Your objective
Reproduce every entry exactly.

Working data
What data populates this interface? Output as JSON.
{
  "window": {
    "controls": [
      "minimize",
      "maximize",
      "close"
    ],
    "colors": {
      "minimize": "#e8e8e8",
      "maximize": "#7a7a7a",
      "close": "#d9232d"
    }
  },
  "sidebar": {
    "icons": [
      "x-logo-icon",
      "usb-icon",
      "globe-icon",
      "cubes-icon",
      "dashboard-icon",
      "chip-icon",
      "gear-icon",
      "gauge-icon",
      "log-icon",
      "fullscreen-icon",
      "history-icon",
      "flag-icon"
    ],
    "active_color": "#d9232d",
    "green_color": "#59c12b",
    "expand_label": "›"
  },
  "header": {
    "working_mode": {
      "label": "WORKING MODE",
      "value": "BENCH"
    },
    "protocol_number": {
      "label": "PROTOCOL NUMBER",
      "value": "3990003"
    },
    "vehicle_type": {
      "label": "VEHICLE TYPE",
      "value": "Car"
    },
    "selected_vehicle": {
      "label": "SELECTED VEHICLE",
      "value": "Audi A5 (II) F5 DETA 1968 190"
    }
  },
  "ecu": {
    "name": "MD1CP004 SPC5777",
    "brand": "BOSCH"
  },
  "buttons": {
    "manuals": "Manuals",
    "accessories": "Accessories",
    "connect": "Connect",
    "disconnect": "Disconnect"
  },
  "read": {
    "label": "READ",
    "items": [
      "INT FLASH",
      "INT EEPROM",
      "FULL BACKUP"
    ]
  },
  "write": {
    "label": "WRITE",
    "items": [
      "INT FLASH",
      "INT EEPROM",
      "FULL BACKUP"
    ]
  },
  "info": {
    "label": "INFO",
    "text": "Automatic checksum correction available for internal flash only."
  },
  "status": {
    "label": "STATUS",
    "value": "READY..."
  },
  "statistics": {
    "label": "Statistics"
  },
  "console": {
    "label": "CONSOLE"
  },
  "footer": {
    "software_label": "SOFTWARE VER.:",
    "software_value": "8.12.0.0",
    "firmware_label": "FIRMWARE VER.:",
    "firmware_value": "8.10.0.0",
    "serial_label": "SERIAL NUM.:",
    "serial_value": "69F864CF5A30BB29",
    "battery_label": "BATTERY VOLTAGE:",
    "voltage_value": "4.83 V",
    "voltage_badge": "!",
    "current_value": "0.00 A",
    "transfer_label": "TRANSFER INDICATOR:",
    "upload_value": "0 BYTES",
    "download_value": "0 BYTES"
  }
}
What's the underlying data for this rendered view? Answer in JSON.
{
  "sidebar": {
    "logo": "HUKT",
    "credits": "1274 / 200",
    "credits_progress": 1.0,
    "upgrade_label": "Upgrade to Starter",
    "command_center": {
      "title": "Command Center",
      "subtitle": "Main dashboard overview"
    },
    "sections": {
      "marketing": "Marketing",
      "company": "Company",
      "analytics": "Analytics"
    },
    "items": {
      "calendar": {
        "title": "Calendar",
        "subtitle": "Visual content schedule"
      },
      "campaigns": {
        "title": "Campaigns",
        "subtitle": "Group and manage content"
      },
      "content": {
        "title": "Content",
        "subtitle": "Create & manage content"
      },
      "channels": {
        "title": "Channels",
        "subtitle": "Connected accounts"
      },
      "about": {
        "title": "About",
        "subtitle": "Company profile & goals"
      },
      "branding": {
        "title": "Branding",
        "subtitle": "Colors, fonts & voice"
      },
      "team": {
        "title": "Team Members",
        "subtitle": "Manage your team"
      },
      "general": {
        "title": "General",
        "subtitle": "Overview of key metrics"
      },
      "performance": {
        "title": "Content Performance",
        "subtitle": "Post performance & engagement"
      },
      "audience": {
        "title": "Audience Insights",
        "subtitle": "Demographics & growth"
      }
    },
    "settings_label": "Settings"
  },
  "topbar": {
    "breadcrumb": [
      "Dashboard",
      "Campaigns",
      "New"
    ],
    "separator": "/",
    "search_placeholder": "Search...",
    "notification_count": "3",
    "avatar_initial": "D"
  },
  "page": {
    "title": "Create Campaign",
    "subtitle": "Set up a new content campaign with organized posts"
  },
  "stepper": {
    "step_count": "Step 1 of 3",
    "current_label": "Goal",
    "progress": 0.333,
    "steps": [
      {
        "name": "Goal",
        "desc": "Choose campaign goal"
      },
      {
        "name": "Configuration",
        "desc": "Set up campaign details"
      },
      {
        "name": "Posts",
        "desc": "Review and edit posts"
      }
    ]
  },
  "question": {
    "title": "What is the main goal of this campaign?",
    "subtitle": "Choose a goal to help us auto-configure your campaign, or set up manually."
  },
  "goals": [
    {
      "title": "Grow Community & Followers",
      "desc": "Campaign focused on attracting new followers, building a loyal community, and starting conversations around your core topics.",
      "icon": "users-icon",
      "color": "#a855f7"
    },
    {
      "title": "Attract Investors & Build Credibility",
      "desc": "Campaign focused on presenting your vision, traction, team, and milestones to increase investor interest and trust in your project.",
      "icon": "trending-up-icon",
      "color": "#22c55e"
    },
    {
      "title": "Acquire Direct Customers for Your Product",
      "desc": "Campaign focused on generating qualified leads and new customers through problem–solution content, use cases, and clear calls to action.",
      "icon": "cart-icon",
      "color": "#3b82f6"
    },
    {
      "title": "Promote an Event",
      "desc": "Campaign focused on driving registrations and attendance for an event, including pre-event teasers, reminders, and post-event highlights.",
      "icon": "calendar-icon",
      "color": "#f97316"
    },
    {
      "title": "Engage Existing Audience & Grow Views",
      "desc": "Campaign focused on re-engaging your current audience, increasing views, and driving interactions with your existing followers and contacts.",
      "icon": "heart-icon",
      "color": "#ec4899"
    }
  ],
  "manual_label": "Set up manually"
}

Answer in full
What data populates this interface? Output as JSON.
{
  "window": {
    "controls": [
      "minimize",
      "maximize",
      "close"
    ],
    "colors": {
      "minimize": "#e8e8e8",
      "maximize": "#7a7a7a",
      "close": "#d9232d"
    }
  },
  "sidebar": {
    "icons": [
      "x-logo-icon",
      "usb-icon",
      "globe-icon",
      "cubes-icon",
      "dashboard-icon",
      "chip-icon",
      "gear-icon",
      "gauge-icon",
      "log-icon",
      "fullscreen-icon",
      "history-icon",
      "flag-icon"
    ],
    "active_color": "#d9232d",
    "green_color": "#59c12b",
    "expand_label": "›"
  },
  "header": {
    "working_mode": {
      "label": "WORKING MODE",
      "value": "BENCH"
    },
    "protocol_number": {
      "label": "PROTOCOL NUMBER",
      "value": "3990003"
    },
    "vehicle_type": {
      "label": "VEHICLE TYPE",
      "value": "Car"
    },
    "selected_vehicle": {
      "label": "SELECTED VEHICLE",
      "value": "Audi A5 (II) F5 DETA 1968 190"
    }
  },
  "ecu": {
    "name": "MD1CP004 SPC5777",
    "brand": "BOSCH"
  },
  "buttons": {
    "manuals": "Manuals",
    "accessories": "Accessories",
    "connect": "Connect",
    "disconnect": "Disconnect"
  },
  "read": {
    "label": "READ",
    "items": [
      "INT FLASH",
      "INT EEPROM",
      "FULL BACKUP"
    ]
  },
  "write": {
    "label": "WRITE",
    "items": [
      "INT FLASH",
      "INT EEPROM",
      "FULL BACKUP"
    ]
  },
  "info": {
    "label": "INFO",
    "text": "Automatic checksum correction available for internal flash only."
  },
  "status": {
    "label": "STATUS",
    "value": "READY..."
  },
  "statistics": {
    "label": "Statistics"
  },
  "console": {
    "label": "CONSOLE"
  },
  "footer": {
    "software_label": "SOFTWARE VER.:",
    "software_value": "8.12.0.0",
    "firmware_label": "FIRMWARE VER.:",
    "firmware_value": "8.10.0.0",
    "serial_label": "SERIAL NUM.:",
    "serial_value": "69F864CF5A30BB29",
    "battery_label": "BATTERY VOLTAGE:",
    "voltage_value": "4.83 V",
    "voltage_badge": "!",
    "current_value": "0.00 A",
    "transfer_label": "TRANSFER INDICATOR:",
    "upload_value": "0 BYTES",
    "download_value": "0 BYTES"
  }
}
What's the underlying data for this rendered view? Answer in JSON.
{
  "sidebar": {
    "logo": "HUKT",
    "credits": "1274 / 200",
    "credits_progress": 1.0,
    "upgrade_label": "Upgrade to Starter",
    "command_center": {
      "title": "Command Center",
      "subtitle": "Main dashboard overview"
    },
    "sections": {
      "marketing": "Marketing",
      "company": "Company",
      "analytics": "Analytics"
    },
    "items": {
      "calendar": {
        "title": "Calendar",
        "subtitle": "Visual content schedule"
      },
      "campaigns": {
        "title": "Campaigns",
        "subtitle": "Group and manage content"
      },
      "content": {
        "title": "Content",
        "subtitle": "Create & manage content"
      },
      "channels": {
        "title": "Channels",
        "subtitle": "Connected accounts"
      },
      "about": {
        "title": "About",
        "subtitle": "Company profile & goals"
      },
      "branding": {
        "title": "Branding",
        "subtitle": "Colors, fonts & voice"
      },
      "team": {
        "title": "Team Members",
        "subtitle": "Manage your team"
      },
      "general": {
        "title": "General",
        "subtitle": "Overview of key metrics"
      },
      "performance": {
        "title": "Content Performance",
        "subtitle": "Post performance & engagement"
      },
      "audience": {
        "title": "Audience Insights",
        "subtitle": "Demographics & growth"
      }
    },
    "settings_label": "Settings"
  },
  "topbar": {
    "breadcrumb": [
      "Dashboard",
      "Campaigns",
      "New"
    ],
    "separator": "/",
    "search_placeholder": "Search...",
    "notification_count": "3",
    "avatar_initial": "D"
  },
  "page": {
    "title": "Create Campaign",
    "subtitle": "Set up a new content campaign with organized posts"
  },
  "stepper": {
    "step_count": "Step 1 of 3",
    "current_label": "Goal",
    "progress": 0.333,
    "steps": [
      {
        "name": "Goal",
        "desc": "Choose campaign goal"
      },
      {
        "name": "Configuration",
        "desc": "Set up campaign details"
      },
      {
        "name": "Posts",
        "desc": "Review and edit posts"
      }
    ]
  },
  "question": {
    "title": "What is the main goal of this campaign?",
    "subtitle": "Choose a goal to help us auto-configure your campaign, or set up manually."
  },
  "goals": [
    {
      "title": "Grow Community & Followers",
      "desc": "Campaign focused on attracting new followers, building a loyal community, and starting conversations around your core topics.",
      "icon": "users-icon",
      "color": "#a855f7"
    },
    {
      "title": "Attract Investors & Build Credibility",
      "desc": "Campaign focused on presenting your vision, traction, team, and milestones to increase investor interest and trust in your project.",
      "icon": "trending-up-icon",
      "color": "#22c55e"
    },
    {
      "title": "Acquire Direct Customers for Your Product",
      "desc": "Campaign focused on generating qualified leads and new customers through problem–solution content, use cases, and clear calls to action.",
      "icon": "cart-icon",
      "color": "#3b82f6"
    },
    {
      "title": "Promote an Event",
      "desc": "Campaign focused on driving registrations and attendance for an event, including pre-event teasers, reminders, and post-event highlights.",
      "icon": "calendar-icon",
      "color": "#f97316"
    },
    {
      "title": "Engage Existing Audience & Grow Views",
      "desc": "Campaign focused on re-engaging your current audience, increasing views, and driving interactions with your existing followers and contacts.",
      "icon": "heart-icon",
      "color": "#ec4899"
    }
  ],
  "manual_label": "Set up manually"
}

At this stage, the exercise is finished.